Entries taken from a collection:
..........

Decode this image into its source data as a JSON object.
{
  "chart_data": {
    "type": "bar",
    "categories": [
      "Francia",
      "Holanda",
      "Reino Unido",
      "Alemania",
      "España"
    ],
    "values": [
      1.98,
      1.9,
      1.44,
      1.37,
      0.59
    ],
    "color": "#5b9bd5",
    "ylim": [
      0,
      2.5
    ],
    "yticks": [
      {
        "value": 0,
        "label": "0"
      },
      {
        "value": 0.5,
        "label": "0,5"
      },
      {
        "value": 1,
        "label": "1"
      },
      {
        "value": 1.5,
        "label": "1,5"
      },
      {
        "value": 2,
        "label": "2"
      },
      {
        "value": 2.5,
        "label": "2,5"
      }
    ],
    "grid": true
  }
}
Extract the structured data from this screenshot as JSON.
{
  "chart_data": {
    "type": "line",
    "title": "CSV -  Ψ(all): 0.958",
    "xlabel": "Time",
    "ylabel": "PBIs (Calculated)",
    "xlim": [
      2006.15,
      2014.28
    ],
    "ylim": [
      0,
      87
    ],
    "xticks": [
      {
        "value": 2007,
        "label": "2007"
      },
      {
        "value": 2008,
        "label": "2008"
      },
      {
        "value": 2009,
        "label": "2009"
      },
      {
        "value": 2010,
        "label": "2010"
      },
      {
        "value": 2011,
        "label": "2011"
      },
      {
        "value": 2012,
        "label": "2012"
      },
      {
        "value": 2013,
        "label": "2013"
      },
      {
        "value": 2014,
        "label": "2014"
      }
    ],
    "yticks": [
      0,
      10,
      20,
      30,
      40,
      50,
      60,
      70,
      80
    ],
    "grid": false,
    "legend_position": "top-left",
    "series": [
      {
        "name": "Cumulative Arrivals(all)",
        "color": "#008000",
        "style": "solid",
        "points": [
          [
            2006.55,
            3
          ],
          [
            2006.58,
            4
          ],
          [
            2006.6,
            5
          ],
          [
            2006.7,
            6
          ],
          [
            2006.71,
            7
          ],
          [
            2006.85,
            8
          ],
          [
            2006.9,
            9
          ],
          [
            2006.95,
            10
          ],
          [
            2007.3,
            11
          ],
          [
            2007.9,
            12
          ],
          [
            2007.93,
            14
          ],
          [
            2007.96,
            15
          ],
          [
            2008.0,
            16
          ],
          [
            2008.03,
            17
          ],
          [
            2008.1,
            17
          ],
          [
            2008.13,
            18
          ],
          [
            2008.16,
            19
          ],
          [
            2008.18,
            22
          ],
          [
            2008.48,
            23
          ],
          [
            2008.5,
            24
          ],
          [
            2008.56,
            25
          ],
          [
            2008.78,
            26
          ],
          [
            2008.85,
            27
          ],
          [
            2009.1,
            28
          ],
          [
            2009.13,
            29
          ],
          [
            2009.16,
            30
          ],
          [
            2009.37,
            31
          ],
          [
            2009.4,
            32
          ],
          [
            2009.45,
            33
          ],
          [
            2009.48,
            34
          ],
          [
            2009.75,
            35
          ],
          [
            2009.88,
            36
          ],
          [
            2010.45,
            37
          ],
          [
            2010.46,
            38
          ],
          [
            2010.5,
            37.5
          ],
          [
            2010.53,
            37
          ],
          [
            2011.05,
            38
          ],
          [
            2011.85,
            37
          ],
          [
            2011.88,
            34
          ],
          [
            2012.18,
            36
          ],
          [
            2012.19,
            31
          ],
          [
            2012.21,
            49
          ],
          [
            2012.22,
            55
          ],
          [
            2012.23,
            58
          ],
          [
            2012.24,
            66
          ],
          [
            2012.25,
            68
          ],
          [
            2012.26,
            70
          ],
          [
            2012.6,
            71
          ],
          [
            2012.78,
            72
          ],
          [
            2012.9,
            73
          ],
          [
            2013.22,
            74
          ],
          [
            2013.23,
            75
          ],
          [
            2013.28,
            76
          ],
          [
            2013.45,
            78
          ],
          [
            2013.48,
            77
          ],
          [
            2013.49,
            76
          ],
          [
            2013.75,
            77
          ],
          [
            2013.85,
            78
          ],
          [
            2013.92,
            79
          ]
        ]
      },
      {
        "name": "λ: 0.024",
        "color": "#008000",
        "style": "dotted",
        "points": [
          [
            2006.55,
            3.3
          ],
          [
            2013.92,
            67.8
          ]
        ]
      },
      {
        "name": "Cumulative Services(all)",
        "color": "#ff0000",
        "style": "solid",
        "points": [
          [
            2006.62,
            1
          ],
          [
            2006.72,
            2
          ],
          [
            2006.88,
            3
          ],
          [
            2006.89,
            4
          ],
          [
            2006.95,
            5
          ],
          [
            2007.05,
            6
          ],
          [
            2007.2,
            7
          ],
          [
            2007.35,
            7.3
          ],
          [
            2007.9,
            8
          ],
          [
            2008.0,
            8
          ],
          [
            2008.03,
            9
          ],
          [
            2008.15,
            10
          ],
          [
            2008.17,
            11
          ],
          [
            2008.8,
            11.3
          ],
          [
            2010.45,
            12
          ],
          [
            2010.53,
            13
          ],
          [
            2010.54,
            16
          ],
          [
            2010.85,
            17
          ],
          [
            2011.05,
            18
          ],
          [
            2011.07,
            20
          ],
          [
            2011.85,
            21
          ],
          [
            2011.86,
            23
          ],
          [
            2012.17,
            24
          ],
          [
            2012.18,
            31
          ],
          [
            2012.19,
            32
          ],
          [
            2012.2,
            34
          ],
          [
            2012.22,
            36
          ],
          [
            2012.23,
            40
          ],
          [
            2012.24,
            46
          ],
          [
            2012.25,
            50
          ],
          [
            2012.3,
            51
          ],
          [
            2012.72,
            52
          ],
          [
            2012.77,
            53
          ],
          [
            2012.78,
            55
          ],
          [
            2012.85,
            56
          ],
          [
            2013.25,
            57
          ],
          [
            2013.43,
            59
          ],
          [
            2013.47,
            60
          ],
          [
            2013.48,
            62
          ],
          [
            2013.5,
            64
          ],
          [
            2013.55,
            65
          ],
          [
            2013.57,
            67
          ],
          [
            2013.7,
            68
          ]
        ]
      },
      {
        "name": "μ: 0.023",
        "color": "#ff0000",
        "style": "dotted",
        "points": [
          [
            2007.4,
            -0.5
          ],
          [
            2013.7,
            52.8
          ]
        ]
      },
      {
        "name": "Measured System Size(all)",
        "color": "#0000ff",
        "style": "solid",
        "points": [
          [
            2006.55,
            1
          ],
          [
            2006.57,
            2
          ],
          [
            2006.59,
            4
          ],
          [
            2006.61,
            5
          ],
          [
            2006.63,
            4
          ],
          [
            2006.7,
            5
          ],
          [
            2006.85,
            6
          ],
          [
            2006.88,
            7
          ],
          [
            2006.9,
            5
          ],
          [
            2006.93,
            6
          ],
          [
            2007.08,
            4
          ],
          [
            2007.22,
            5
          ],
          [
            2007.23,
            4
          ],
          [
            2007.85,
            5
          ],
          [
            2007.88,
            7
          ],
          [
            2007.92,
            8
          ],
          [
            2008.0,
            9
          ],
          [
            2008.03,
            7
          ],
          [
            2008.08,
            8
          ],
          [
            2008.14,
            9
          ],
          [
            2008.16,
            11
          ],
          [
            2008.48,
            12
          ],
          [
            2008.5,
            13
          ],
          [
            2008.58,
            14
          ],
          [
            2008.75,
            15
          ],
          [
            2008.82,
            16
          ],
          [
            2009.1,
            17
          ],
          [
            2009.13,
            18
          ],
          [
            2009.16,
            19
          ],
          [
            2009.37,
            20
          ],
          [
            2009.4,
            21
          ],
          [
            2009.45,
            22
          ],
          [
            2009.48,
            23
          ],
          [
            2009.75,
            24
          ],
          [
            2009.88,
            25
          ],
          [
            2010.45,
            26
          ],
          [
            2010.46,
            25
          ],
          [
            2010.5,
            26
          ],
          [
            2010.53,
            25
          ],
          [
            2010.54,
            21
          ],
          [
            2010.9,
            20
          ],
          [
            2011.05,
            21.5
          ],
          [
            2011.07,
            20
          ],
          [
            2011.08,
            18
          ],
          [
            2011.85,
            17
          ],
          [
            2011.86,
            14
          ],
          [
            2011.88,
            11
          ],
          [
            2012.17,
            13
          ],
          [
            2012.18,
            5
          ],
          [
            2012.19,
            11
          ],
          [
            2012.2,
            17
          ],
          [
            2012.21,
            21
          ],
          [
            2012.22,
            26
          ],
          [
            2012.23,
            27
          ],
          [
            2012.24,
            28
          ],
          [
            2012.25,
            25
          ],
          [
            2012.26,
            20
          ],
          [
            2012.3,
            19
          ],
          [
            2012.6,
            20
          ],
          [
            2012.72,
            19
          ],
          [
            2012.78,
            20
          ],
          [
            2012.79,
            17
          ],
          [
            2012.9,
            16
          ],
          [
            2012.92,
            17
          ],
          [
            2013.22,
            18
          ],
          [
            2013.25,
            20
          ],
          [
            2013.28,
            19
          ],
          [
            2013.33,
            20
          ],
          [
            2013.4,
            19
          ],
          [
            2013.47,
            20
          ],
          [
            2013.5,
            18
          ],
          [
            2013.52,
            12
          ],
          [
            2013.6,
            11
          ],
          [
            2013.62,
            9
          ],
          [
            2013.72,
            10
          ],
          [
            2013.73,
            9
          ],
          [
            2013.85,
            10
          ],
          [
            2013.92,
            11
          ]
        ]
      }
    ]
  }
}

..........

__What is expected__: Out of the records, collect only those lines that contain the string "Cumulative".

__Written solution__:
        "name": "Cumulative Arrivals(all)",
        "name": "Cumulative Services(all)",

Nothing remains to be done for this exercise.